(Problem): Find the lines that contain the word "сельскохозяйственной" and copy each one.

Records from a collection
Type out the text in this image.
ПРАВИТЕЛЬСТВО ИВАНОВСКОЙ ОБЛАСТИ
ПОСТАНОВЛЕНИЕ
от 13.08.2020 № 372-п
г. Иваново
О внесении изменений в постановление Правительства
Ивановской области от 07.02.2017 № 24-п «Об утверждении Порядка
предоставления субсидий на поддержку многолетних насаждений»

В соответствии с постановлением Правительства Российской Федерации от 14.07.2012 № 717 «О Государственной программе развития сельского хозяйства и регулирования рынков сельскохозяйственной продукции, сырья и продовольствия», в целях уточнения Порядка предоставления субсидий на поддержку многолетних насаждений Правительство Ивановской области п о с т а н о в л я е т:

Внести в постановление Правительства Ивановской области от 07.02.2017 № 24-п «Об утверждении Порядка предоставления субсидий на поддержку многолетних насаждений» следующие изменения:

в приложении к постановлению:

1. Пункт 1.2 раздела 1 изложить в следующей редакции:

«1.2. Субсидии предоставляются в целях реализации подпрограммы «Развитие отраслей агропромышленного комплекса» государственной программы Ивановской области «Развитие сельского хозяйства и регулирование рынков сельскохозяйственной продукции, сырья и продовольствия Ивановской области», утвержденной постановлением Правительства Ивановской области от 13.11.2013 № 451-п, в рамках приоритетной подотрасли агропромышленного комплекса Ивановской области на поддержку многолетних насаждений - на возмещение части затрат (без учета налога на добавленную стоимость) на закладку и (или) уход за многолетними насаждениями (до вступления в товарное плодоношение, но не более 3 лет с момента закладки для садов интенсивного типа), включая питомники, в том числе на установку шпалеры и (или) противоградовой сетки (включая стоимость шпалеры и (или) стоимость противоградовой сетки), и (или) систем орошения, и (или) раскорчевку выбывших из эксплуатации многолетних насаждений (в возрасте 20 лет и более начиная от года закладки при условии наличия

(Solution for this task):
В соответствии с постановлением Правительства Российской Федерации от 14.07.2012 № 717 «О Государственной программе развития сельского хозяйства и регулирования рынков сельскохозяйственной продукции, сырья и продовольствия», в целях уточнения Порядка предоставления субсидий на поддержку многолетних насаждений Правительство Ивановской области п о с т а н о в л я е т:
«1.2. Субсидии предоставляются в целях реализации подпрограммы «Развитие отраслей агропромышленного комплекса» государственной программы Ивановской области «Развитие сельского хозяйства и регулирование рынков сельскохозяйственной продукции, сырья и продовольствия Ивановской области», утвержденной постановлением Правительства Ивановской области от 13.11.2013 № 451-п, в рамках приоритетной подотрасли агропромышленного комплекса Ивановской области на поддержку многолетних насаждений - на возмещение части затрат (без учета налога на добавленную стоимость) на закладку и (или) уход за многолетними насаждениями (до вступления в товарное плодоношение, но не более 3 лет с момента закладки для садов интенсивного типа), включая питомники, в том числе на установку шпалеры и (или) противоградовой сетки (включая стоимость шпалеры и (или) стоимость противоградовой сетки), и (или) систем орошения, и (или) раскорчевку выбывших из эксплуатации многолетних насаждений (в возрасте 20 лет и более начиная от года закладки при условии наличия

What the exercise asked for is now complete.